### Work to be completed
Copy out lines with the word "visible" from the material that follows.
====================
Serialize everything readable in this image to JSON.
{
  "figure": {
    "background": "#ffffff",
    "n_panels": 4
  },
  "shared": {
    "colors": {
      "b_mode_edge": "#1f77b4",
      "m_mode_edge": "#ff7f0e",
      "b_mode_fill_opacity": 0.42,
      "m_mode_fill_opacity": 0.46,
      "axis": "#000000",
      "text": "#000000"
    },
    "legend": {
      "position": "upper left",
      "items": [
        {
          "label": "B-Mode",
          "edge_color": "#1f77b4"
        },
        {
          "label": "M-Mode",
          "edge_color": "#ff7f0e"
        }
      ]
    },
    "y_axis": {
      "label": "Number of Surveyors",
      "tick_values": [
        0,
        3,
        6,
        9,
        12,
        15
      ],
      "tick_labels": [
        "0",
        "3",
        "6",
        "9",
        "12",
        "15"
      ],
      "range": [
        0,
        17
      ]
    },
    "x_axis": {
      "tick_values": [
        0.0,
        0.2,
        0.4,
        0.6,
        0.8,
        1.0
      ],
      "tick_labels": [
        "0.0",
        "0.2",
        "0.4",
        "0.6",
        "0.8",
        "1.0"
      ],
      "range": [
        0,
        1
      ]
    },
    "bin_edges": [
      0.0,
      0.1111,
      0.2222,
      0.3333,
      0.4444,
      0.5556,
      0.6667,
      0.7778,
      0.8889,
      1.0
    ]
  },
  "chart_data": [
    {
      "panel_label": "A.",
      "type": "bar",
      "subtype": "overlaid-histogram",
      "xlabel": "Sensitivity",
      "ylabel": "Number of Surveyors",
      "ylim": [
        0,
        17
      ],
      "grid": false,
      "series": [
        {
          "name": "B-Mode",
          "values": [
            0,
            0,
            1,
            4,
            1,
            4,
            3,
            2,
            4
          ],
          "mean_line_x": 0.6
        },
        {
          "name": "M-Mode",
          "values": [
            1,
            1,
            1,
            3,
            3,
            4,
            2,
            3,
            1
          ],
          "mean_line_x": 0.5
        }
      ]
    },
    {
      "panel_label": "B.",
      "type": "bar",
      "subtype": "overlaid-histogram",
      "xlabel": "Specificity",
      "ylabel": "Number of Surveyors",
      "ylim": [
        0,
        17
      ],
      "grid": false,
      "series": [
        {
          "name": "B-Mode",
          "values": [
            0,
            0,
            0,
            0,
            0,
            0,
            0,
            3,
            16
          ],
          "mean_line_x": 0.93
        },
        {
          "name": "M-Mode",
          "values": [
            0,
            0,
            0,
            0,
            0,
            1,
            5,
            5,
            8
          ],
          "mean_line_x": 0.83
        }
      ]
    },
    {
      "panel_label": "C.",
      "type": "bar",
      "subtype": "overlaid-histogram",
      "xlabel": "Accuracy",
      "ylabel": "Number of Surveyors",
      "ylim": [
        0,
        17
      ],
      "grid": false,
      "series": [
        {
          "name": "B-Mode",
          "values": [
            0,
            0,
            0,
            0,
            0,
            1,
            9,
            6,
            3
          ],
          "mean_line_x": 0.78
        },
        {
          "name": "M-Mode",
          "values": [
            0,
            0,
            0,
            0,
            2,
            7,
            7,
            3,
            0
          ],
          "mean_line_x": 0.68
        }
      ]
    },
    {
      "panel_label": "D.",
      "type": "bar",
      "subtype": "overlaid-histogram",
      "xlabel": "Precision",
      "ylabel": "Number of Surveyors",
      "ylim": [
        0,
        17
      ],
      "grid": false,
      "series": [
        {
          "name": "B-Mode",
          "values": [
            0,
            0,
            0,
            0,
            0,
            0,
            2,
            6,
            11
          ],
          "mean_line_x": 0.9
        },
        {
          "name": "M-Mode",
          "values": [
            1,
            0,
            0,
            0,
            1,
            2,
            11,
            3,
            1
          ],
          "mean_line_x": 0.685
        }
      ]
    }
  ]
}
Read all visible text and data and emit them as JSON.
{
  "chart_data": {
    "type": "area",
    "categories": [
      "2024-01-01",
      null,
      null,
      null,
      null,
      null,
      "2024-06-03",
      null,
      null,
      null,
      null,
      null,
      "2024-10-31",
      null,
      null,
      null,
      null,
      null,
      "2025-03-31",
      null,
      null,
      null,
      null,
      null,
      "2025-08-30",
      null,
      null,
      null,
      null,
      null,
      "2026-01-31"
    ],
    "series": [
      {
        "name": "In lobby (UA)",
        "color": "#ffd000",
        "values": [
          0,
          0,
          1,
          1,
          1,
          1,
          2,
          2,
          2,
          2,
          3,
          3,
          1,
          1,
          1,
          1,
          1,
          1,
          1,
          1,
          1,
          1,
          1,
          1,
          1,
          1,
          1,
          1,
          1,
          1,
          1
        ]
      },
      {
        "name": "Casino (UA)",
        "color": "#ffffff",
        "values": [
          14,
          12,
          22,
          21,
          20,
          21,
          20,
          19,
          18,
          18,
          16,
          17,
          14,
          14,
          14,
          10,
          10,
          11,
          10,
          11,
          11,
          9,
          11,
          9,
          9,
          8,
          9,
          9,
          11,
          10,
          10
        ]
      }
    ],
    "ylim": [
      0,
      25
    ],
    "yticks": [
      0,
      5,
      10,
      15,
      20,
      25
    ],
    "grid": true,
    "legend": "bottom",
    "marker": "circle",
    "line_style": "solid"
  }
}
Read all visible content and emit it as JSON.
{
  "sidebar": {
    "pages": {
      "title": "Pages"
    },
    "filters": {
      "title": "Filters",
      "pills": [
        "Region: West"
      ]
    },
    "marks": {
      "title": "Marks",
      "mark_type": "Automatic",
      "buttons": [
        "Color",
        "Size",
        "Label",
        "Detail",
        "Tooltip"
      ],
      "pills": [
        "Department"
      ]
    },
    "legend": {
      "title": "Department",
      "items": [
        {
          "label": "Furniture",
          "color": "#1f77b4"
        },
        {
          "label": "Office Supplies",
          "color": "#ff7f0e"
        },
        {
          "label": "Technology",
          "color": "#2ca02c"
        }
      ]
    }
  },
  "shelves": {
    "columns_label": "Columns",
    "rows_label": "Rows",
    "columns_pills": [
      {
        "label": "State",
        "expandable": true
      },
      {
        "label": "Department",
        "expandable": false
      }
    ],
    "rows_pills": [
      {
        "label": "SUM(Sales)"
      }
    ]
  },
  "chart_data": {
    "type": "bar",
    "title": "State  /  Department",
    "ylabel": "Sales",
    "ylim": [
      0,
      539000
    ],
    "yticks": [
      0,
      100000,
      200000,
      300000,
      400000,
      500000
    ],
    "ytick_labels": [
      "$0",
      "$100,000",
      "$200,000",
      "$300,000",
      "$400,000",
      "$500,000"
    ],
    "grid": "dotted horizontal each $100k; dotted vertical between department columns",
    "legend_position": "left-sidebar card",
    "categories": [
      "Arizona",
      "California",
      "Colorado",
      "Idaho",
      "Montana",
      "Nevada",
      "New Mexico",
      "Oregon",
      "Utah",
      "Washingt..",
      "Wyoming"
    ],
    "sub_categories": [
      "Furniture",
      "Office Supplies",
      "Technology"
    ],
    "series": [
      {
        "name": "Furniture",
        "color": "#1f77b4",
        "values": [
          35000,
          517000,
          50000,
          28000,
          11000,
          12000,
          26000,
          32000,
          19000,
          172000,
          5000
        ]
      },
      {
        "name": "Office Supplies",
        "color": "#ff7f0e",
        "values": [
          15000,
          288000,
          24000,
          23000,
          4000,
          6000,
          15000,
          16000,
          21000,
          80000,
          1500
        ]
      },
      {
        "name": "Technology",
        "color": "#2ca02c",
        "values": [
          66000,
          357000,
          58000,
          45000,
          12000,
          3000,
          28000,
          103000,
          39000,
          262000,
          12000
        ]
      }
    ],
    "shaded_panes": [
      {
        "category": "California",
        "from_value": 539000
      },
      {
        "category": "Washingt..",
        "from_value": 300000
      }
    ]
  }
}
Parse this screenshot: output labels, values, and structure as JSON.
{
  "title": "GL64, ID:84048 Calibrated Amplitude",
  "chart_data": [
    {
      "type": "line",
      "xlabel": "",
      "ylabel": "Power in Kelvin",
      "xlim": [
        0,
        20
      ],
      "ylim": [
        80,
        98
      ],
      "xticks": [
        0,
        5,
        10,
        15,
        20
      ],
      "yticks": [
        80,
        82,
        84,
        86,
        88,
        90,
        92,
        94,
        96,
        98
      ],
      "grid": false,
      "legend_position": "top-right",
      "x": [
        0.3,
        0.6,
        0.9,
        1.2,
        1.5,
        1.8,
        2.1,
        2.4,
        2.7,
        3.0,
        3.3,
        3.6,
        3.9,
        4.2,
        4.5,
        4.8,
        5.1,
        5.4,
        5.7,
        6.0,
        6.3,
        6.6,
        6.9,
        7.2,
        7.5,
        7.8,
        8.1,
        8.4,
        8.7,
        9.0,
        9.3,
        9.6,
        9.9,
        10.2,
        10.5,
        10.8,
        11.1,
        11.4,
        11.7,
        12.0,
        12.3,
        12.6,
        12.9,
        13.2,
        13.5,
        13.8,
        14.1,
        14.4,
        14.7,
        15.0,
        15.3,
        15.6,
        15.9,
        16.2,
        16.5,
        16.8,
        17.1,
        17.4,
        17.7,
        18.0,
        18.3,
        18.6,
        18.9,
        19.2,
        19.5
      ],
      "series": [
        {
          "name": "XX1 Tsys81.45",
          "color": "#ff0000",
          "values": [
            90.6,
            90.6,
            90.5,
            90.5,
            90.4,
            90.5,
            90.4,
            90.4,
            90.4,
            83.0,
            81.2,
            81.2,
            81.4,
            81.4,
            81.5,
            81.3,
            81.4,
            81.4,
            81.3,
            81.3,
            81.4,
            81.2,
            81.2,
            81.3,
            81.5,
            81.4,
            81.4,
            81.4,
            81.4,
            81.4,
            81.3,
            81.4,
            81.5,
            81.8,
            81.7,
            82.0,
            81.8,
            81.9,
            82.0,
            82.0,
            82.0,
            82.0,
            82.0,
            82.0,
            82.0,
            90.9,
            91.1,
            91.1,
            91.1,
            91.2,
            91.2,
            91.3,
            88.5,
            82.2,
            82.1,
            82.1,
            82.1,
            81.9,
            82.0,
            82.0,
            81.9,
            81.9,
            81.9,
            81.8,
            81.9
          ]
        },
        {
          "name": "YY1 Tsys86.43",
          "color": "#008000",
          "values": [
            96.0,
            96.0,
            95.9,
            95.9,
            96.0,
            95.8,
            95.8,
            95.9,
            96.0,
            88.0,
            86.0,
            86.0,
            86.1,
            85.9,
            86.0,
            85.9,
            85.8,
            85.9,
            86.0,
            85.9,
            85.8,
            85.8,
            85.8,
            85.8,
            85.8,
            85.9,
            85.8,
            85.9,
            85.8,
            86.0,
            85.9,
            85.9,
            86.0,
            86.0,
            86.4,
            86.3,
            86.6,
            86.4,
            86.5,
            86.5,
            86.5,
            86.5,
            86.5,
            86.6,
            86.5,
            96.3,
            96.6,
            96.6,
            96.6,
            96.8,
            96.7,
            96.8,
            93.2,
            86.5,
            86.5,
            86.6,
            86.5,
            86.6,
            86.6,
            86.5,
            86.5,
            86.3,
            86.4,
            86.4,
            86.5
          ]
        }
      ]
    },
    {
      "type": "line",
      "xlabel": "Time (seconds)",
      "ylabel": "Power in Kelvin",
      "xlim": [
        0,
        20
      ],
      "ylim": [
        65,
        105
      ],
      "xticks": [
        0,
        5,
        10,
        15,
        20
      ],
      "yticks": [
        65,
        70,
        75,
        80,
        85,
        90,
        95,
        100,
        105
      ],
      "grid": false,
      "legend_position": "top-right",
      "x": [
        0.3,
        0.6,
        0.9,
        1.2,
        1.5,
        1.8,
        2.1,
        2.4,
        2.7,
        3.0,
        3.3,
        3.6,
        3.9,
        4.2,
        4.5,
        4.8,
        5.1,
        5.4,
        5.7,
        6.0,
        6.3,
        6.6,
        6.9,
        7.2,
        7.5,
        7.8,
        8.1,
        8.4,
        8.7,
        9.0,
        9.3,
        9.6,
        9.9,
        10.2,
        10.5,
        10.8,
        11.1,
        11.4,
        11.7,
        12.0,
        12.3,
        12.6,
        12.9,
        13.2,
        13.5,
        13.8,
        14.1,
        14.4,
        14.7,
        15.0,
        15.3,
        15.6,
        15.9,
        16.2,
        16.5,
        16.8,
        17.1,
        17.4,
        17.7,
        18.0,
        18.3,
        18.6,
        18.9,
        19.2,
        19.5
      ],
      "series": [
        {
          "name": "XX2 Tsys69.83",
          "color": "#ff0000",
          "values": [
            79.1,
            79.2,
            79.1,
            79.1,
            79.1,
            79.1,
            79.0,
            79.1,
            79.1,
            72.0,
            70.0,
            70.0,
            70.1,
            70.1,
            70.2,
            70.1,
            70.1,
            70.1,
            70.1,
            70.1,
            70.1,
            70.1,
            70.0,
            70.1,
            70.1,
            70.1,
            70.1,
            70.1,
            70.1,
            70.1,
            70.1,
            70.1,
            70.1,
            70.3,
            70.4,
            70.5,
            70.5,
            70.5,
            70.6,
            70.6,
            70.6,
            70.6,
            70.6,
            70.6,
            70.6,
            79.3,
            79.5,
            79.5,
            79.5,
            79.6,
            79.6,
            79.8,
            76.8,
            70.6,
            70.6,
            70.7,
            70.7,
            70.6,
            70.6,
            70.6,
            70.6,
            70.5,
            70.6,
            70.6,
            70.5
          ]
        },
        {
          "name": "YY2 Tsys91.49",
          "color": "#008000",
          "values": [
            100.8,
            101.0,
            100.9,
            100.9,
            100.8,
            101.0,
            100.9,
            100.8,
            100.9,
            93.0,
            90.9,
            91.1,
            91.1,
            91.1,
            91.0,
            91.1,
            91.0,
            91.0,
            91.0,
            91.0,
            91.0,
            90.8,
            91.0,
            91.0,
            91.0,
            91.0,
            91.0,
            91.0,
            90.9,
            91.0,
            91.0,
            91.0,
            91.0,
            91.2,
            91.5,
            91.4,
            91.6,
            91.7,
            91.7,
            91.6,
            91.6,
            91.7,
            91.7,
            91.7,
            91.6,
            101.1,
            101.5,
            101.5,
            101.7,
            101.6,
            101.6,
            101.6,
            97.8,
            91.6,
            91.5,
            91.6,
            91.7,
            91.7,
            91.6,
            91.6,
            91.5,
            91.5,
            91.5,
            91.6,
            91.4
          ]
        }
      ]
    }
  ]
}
====================
### Result below
Read all visible text and data and emit them as JSON.
Read all visible content and emit it as JSON.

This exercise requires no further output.